TASK DETAILS: Lines containing the word "this" are to be counted; state their number and nothing further.

RECORD EXTRACTS:
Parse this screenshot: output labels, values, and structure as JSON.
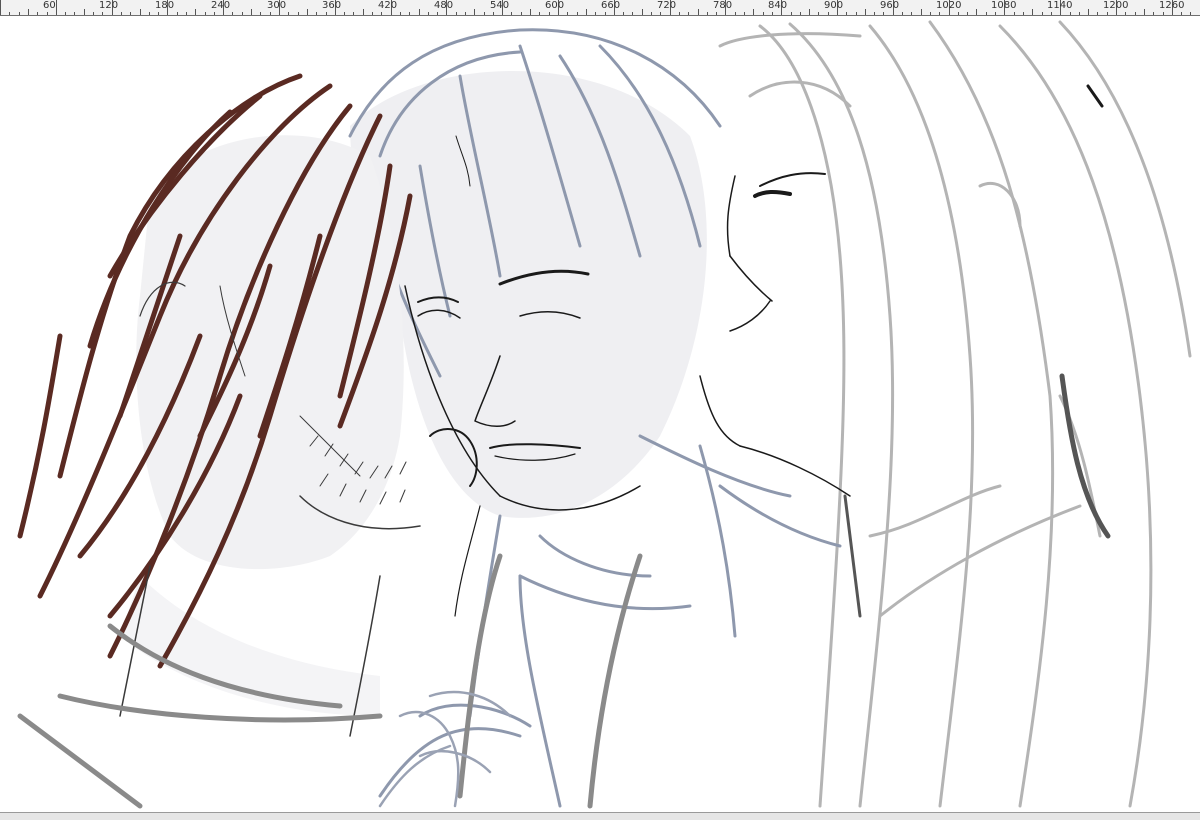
{
  "ruler": {
    "labels": [
      "60",
      "120",
      "180",
      "240",
      "300",
      "360",
      "420",
      "480",
      "540",
      "600",
      "660",
      "720",
      "780",
      "840",
      "900",
      "960",
      "1020",
      "1080",
      "1140",
      "1200",
      "1260"
    ]
  },
  "canvas": {
    "background": "#ffffff",
    "colors": {
      "hair_brown": "#5a2a22",
      "sketch_blue": "#8e98ad",
      "sketch_gray": "#b4b4b4",
      "sketch_dark": "#6e6e6e",
      "lineart": "#1a1a1a",
      "skin_shade": "#e9e9ec"
    }
  }
}
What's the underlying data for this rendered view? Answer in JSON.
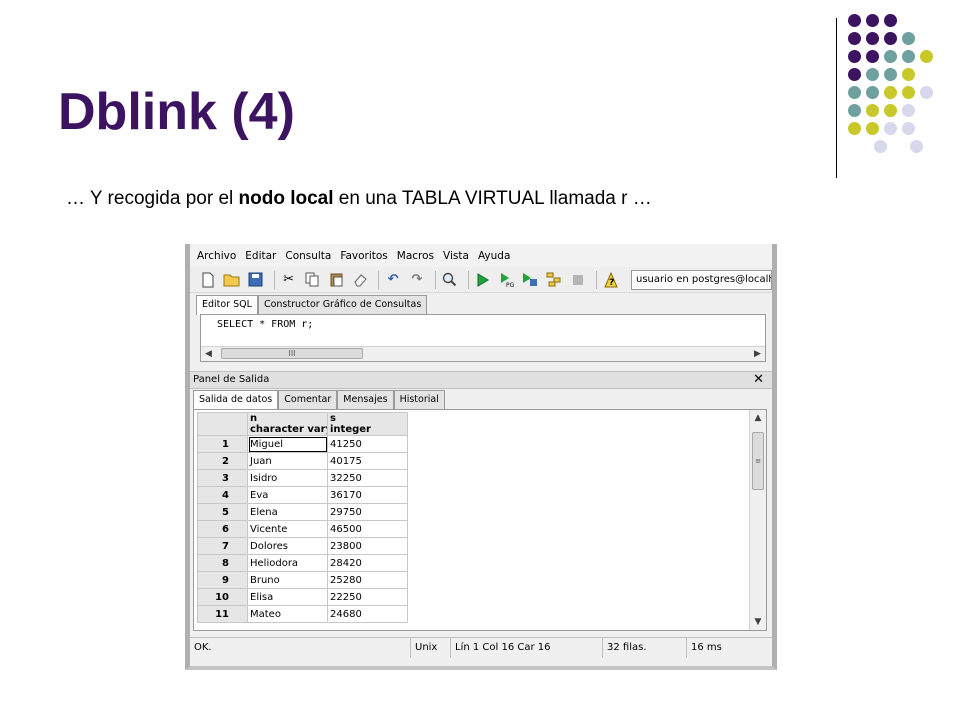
{
  "slide": {
    "title": "Dblink (4)",
    "subtitle_pre": "… Y recogida por el ",
    "subtitle_bold": "nodo local",
    "subtitle_post": " en una TABLA VIRTUAL llamada r …",
    "dot_colors": [
      "#3c1361",
      "#6fa0a0",
      "#c8c82a",
      "#d8d8ec"
    ]
  },
  "app": {
    "menu": [
      "Archivo",
      "Editar",
      "Consulta",
      "Favoritos",
      "Macros",
      "Vista",
      "Ayuda"
    ],
    "connection": "usuario en postgres@localhost",
    "editor_tabs": [
      "Editor SQL",
      "Constructor Gráfico de Consultas"
    ],
    "sql_query": "SELECT * FROM r;",
    "scroll_grip": "III",
    "output_panel_title": "Panel de Salida",
    "close_glyph": "✕",
    "output_tabs": [
      "Salida de datos",
      "Comentar",
      "Mensajes",
      "Historial"
    ],
    "columns": [
      {
        "name": "n",
        "type": "character varying"
      },
      {
        "name": "s",
        "type": "integer"
      }
    ],
    "rows": [
      {
        "num": "1",
        "n": "Miguel",
        "s": "41250"
      },
      {
        "num": "2",
        "n": "Juan",
        "s": "40175"
      },
      {
        "num": "3",
        "n": "Isidro",
        "s": "32250"
      },
      {
        "num": "4",
        "n": "Eva",
        "s": "36170"
      },
      {
        "num": "5",
        "n": "Elena",
        "s": "29750"
      },
      {
        "num": "6",
        "n": "Vicente",
        "s": "46500"
      },
      {
        "num": "7",
        "n": "Dolores",
        "s": "23800"
      },
      {
        "num": "8",
        "n": "Heliodora",
        "s": "28420"
      },
      {
        "num": "9",
        "n": "Bruno",
        "s": "25280"
      },
      {
        "num": "10",
        "n": "Elisa",
        "s": "22250"
      },
      {
        "num": "11",
        "n": "Mateo",
        "s": "24680"
      }
    ],
    "status": {
      "state": "OK.",
      "line_ending": "Unix",
      "position": "Lín 1 Col 16 Car 16",
      "rows": "32 filas.",
      "time": "16 ms"
    }
  }
}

TASK SOLUTION: 2